== WORK REQUIRED ==
Look through the listing below and work out how many of its lines hold the word "пункте". Give only the number.

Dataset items
++++++
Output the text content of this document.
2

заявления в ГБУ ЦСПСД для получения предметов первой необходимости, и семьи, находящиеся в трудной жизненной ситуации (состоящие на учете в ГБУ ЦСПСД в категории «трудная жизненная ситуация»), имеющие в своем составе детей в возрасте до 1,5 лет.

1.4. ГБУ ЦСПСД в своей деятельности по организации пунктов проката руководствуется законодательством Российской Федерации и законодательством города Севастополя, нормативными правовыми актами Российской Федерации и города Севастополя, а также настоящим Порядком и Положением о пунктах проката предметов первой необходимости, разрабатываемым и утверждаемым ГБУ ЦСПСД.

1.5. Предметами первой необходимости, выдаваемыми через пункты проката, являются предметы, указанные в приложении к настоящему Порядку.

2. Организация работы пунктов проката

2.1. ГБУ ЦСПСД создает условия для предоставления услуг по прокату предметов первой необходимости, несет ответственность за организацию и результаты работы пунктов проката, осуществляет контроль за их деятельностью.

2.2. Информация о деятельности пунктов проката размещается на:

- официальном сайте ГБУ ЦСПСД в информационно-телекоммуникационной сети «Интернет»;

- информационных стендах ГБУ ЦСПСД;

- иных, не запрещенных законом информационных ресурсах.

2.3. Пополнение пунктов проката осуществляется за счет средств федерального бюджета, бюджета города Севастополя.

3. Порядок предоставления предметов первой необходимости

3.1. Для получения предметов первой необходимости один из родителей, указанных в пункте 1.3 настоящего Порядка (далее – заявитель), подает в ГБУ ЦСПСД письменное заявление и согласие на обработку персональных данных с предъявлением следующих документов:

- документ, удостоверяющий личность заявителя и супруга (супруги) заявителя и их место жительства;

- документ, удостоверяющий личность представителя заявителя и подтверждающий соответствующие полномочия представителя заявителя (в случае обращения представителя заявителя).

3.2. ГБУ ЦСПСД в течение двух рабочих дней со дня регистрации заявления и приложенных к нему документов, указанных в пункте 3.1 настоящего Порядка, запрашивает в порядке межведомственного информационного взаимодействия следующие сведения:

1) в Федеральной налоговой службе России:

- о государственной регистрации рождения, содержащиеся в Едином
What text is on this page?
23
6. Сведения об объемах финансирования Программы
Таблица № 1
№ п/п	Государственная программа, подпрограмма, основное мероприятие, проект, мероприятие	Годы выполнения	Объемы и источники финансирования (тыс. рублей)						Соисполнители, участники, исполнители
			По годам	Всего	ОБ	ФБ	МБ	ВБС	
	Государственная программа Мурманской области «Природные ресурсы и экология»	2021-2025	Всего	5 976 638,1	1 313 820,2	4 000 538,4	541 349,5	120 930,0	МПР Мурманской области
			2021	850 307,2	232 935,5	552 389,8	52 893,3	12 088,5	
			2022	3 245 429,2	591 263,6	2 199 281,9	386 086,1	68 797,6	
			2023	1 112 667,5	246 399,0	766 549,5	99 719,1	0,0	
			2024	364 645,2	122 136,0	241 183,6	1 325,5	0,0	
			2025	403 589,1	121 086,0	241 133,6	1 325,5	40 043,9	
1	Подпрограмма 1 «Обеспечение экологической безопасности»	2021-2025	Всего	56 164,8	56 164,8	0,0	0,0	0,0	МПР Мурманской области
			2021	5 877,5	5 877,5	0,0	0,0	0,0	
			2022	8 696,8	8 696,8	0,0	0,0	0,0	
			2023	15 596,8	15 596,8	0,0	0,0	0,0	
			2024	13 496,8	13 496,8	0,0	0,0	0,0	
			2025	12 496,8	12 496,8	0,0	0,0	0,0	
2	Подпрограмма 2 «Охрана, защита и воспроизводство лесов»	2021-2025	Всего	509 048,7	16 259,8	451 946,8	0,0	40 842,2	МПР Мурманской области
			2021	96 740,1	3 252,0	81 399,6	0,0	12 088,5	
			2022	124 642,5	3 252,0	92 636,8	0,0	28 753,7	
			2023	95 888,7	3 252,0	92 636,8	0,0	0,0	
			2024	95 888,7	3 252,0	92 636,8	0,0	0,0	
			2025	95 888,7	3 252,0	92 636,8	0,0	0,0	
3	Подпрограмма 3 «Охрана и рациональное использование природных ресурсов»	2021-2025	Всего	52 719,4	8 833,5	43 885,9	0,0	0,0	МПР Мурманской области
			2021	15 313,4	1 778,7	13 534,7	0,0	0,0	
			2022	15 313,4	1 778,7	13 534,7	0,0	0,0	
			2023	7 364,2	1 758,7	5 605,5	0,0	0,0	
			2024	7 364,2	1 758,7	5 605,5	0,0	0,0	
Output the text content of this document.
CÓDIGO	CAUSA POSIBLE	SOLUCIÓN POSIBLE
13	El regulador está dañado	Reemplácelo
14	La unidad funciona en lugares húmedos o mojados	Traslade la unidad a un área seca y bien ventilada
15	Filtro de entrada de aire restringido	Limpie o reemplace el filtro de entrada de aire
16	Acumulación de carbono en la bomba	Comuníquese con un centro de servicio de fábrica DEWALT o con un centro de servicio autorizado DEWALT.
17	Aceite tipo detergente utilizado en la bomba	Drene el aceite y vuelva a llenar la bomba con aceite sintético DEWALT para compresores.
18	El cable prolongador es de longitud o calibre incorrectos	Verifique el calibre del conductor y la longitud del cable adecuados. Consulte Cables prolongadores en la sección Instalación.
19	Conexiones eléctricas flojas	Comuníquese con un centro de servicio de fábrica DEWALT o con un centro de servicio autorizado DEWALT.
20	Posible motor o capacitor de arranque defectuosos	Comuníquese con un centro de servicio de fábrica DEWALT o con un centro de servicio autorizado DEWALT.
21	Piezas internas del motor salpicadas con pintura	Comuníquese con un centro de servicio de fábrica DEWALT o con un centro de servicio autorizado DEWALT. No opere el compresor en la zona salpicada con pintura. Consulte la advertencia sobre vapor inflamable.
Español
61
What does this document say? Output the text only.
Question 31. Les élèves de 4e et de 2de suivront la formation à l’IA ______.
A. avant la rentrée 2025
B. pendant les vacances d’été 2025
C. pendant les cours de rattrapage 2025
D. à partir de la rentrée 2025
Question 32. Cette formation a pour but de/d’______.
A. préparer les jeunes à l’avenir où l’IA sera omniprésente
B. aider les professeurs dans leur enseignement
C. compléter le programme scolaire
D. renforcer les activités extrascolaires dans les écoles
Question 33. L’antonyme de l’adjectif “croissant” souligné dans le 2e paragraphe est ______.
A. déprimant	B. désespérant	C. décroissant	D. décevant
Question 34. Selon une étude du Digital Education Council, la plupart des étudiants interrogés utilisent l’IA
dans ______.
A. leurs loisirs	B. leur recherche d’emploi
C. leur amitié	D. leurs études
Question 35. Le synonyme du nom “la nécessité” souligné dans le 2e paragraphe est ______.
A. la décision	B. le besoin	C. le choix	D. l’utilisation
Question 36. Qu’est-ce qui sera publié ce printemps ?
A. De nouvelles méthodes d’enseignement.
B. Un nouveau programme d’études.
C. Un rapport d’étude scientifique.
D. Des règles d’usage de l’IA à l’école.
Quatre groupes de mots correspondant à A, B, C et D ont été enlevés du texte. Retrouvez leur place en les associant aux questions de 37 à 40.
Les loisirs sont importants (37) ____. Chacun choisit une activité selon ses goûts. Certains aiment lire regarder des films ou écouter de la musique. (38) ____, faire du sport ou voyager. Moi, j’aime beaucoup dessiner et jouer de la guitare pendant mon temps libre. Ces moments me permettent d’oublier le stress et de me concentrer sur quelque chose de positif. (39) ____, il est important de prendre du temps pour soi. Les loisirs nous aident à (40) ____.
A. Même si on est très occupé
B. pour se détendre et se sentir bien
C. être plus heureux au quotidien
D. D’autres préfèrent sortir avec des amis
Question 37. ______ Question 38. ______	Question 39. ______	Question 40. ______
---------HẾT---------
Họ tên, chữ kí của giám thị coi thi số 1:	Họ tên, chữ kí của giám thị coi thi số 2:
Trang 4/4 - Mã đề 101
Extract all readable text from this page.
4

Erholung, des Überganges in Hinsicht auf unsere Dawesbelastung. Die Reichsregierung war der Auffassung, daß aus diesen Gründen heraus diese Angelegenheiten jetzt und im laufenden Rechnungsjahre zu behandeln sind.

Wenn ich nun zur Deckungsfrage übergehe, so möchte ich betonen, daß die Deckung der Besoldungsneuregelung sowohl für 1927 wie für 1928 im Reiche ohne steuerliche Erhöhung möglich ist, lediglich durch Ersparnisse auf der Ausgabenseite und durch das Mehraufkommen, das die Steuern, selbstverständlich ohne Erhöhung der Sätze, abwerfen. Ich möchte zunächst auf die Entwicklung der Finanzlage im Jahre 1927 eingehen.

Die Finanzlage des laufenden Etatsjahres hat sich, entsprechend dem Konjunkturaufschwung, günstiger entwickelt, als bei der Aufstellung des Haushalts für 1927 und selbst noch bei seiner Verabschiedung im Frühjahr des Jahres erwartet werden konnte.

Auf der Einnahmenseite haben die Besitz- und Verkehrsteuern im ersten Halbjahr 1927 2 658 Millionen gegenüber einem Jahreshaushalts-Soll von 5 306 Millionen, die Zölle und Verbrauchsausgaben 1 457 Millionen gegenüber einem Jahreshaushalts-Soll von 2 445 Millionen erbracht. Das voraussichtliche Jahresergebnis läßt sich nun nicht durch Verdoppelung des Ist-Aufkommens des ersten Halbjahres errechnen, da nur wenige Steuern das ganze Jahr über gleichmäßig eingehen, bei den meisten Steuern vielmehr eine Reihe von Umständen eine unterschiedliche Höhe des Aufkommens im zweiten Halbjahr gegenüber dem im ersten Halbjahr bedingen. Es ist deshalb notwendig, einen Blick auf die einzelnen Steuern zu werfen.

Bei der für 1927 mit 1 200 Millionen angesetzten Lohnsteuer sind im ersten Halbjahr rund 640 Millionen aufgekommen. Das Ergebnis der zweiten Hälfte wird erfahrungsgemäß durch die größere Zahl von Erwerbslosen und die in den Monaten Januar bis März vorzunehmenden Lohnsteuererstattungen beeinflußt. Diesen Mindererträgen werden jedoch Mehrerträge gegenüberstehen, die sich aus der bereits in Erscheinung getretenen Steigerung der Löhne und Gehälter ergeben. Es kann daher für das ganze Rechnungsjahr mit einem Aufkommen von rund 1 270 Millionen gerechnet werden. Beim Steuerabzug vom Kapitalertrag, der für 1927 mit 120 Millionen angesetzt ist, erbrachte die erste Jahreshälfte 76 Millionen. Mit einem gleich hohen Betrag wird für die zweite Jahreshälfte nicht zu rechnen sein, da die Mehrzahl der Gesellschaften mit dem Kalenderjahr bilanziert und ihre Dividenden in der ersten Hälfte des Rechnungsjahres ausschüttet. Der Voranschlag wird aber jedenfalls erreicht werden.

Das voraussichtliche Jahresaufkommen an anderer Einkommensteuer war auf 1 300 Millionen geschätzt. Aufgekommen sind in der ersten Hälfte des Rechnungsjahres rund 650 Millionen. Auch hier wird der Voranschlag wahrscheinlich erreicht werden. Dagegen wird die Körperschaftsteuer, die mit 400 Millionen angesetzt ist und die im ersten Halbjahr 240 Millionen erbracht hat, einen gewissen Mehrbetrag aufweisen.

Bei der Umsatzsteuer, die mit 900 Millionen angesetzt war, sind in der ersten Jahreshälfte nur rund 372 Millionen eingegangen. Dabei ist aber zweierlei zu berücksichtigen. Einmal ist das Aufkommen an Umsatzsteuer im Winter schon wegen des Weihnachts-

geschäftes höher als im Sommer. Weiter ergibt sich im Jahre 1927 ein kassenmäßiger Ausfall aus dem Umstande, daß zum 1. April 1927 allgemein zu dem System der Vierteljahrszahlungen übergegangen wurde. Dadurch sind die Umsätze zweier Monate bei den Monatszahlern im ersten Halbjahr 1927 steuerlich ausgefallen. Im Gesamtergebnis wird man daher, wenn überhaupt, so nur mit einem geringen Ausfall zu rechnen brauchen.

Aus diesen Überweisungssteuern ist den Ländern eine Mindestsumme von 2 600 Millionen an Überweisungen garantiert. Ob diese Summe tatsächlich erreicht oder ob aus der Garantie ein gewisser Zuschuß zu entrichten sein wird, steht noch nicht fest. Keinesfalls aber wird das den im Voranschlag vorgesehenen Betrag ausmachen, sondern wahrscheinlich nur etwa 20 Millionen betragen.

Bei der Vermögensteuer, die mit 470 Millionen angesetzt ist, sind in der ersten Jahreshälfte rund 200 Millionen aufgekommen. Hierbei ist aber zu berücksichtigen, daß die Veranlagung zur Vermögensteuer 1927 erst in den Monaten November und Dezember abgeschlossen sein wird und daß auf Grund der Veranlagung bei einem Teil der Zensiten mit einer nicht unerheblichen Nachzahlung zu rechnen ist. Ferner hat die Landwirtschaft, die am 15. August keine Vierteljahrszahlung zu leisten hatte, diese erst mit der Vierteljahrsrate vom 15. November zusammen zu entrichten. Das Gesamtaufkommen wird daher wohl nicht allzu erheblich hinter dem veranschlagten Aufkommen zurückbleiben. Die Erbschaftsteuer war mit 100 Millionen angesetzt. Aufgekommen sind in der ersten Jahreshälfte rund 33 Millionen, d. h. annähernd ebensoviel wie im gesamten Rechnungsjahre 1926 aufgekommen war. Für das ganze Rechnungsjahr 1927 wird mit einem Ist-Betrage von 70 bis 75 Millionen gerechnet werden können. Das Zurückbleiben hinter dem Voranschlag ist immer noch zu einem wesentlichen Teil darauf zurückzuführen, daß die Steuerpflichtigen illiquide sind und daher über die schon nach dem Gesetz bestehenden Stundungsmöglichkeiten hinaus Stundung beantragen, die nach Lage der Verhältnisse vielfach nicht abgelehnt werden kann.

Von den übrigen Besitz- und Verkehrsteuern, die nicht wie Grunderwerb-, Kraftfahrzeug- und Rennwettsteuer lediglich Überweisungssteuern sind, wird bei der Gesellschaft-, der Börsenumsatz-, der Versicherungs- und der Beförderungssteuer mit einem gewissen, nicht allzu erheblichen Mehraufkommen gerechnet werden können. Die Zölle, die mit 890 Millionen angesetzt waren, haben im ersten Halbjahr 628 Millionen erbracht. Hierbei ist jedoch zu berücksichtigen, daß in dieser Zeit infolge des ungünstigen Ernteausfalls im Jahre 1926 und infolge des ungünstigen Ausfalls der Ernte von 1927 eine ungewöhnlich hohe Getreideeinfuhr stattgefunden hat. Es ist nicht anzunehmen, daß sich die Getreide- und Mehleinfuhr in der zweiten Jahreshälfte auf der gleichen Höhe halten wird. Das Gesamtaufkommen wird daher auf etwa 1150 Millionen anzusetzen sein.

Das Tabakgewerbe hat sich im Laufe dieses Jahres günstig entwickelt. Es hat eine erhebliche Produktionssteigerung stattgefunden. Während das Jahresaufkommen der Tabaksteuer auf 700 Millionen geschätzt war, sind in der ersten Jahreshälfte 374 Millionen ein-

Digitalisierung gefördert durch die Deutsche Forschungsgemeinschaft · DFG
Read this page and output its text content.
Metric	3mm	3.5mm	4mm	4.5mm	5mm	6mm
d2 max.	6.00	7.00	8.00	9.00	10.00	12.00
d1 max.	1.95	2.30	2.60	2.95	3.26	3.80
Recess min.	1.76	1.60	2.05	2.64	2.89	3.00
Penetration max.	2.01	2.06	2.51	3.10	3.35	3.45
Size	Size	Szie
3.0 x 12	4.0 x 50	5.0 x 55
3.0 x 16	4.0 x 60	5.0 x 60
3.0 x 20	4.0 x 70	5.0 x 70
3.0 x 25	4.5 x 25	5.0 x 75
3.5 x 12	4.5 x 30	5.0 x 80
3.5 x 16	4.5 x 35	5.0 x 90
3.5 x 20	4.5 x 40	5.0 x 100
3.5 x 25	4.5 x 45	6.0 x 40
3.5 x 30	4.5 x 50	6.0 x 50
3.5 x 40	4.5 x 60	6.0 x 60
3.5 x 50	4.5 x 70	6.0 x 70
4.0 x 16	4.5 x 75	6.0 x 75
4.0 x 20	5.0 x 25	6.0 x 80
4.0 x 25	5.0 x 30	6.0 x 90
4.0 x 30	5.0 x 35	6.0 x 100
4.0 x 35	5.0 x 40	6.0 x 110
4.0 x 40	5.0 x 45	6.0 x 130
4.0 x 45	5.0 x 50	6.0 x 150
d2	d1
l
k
++++++
== CORRECT ANSWER ==
2